:: What you are asked to do ::
Copy each line of the items below character for character.

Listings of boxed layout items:
----------
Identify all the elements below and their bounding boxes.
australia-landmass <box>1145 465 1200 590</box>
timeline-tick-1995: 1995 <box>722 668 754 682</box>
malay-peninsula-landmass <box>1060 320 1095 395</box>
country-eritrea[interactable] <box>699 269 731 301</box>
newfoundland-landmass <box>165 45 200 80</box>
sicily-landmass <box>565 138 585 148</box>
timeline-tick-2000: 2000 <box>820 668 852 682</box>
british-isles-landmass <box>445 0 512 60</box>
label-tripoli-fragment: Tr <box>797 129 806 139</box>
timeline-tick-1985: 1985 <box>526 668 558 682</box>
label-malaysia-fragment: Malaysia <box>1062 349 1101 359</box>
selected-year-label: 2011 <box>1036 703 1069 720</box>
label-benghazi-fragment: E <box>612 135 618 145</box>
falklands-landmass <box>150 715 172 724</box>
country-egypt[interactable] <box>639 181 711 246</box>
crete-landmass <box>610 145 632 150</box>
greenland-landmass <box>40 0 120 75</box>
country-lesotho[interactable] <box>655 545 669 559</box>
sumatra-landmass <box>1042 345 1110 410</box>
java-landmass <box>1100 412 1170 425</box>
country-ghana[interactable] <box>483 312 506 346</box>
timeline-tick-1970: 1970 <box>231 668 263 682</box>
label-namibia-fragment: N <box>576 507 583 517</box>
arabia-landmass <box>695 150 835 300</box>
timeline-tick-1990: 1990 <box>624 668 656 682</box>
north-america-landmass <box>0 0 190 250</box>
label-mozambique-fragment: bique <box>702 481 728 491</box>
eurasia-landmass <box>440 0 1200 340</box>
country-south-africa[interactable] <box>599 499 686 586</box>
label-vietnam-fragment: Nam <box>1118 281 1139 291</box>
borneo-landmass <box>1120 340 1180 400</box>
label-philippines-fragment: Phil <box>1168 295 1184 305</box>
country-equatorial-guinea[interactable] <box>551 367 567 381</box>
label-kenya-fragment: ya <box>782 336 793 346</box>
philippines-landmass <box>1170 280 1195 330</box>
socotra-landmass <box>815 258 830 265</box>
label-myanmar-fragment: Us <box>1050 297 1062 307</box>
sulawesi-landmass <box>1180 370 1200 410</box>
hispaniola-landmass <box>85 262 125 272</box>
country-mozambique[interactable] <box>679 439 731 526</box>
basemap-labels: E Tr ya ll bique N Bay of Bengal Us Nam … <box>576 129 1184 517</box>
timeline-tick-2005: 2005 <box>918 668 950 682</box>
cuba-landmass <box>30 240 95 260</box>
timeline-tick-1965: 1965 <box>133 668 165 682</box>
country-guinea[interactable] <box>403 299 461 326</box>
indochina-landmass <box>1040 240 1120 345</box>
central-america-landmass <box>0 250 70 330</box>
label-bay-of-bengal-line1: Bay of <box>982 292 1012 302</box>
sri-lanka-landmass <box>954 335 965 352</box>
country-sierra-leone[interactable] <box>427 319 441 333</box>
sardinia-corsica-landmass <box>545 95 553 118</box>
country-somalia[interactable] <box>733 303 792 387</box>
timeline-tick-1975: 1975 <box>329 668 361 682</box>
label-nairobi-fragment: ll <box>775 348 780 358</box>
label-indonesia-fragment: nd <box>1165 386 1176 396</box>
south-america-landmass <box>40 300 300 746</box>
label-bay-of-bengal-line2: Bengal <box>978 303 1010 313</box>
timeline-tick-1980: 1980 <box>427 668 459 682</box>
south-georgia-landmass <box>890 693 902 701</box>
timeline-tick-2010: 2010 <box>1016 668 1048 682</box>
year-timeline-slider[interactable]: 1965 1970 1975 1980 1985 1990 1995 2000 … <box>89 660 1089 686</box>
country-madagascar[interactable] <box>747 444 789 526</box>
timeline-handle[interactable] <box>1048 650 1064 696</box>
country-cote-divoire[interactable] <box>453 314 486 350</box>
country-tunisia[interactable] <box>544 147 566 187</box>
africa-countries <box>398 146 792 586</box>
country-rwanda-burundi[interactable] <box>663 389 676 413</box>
----------
:: Worked solution ::
Identify all the elements below and their bounding boxes.
australia-landmass <box>1145 465 1200 590</box>
timeline-tick-1995: 1995 <box>722 668 754 682</box>
malay-peninsula-landmass <box>1060 320 1095 395</box>
country-eritrea[interactable] <box>699 269 731 301</box>
newfoundland-landmass <box>165 45 200 80</box>
sicily-landmass <box>565 138 585 148</box>
timeline-tick-2000: 2000 <box>820 668 852 682</box>
british-isles-landmass <box>445 0 512 60</box>
label-tripoli-fragment: Tr <box>797 129 806 139</box>
timeline-tick-1985: 1985 <box>526 668 558 682</box>
label-malaysia-fragment: Malaysia <box>1062 349 1101 359</box>
selected-year-label: 2011 <box>1036 703 1069 720</box>
label-benghazi-fragment: E <box>612 135 618 145</box>
falklands-landmass <box>150 715 172 724</box>
country-egypt[interactable] <box>639 181 711 246</box>
crete-landmass <box>610 145 632 150</box>
greenland-landmass <box>40 0 120 75</box>
country-lesotho[interactable] <box>655 545 669 559</box>
sumatra-landmass <box>1042 345 1110 410</box>
java-landmass <box>1100 412 1170 425</box>
country-ghana[interactable] <box>483 312 506 346</box>
timeline-tick-1970: 1970 <box>231 668 263 682</box>
label-namibia-fragment: N <box>576 507 583 517</box>
arabia-landmass <box>695 150 835 300</box>
timeline-tick-1990: 1990 <box>624 668 656 682</box>
north-america-landmass <box>0 0 190 250</box>
label-mozambique-fragment: bique <box>702 481 728 491</box>
eurasia-landmass <box>440 0 1200 340</box>
country-south-africa[interactable] <box>599 499 686 586</box>
label-vietnam-fragment: Nam <box>1118 281 1139 291</box>
borneo-landmass <box>1120 340 1180 400</box>
label-philippines-fragment: Phil <box>1168 295 1184 305</box>
country-equatorial-guinea[interactable] <box>551 367 567 381</box>
label-kenya-fragment: ya <box>782 336 793 346</box>
philippines-landmass <box>1170 280 1195 330</box>
socotra-landmass <box>815 258 830 265</box>
label-myanmar-fragment: Us <box>1050 297 1062 307</box>
sulawesi-landmass <box>1180 370 1200 410</box>
hispaniola-landmass <box>85 262 125 272</box>
country-mozambique[interactable] <box>679 439 731 526</box>
basemap-labels: E Tr ya ll bique N Bay of Bengal Us Nam … <box>576 129 1184 517</box>
timeline-tick-2005: 2005 <box>918 668 950 682</box>
cuba-landmass <box>30 240 95 260</box>
timeline-tick-1965: 1965 <box>133 668 165 682</box>
country-guinea[interactable] <box>403 299 461 326</box>
indochina-landmass <box>1040 240 1120 345</box>
central-america-landmass <box>0 250 70 330</box>
label-bay-of-bengal-line1: Bay of <box>982 292 1012 302</box>
sri-lanka-landmass <box>954 335 965 352</box>
country-sierra-leone[interactable] <box>427 319 441 333</box>
sardinia-corsica-landmass <box>545 95 553 118</box>
country-somalia[interactable] <box>733 303 792 387</box>
timeline-tick-1975: 1975 <box>329 668 361 682</box>
label-nairobi-fragment: ll <box>775 348 780 358</box>
label-indonesia-fragment: nd <box>1165 386 1176 396</box>
south-america-landmass <box>40 300 300 746</box>
label-bay-of-bengal-line2: Bengal <box>978 303 1010 313</box>
timeline-tick-1980: 1980 <box>427 668 459 682</box>
south-georgia-landmass <box>890 693 902 701</box>
timeline-tick-2010: 2010 <box>1016 668 1048 682</box>
year-timeline-slider[interactable]: 1965 1970 1975 1980 1985 1990 1995 2000 … <box>89 660 1089 686</box>
country-madagascar[interactable] <box>747 444 789 526</box>
timeline-handle[interactable] <box>1048 650 1064 696</box>
country-cote-divoire[interactable] <box>453 314 486 350</box>
country-tunisia[interactable] <box>544 147 566 187</box>
africa-countries <box>398 146 792 586</box>
country-rwanda-burundi[interactable] <box>663 389 676 413</box>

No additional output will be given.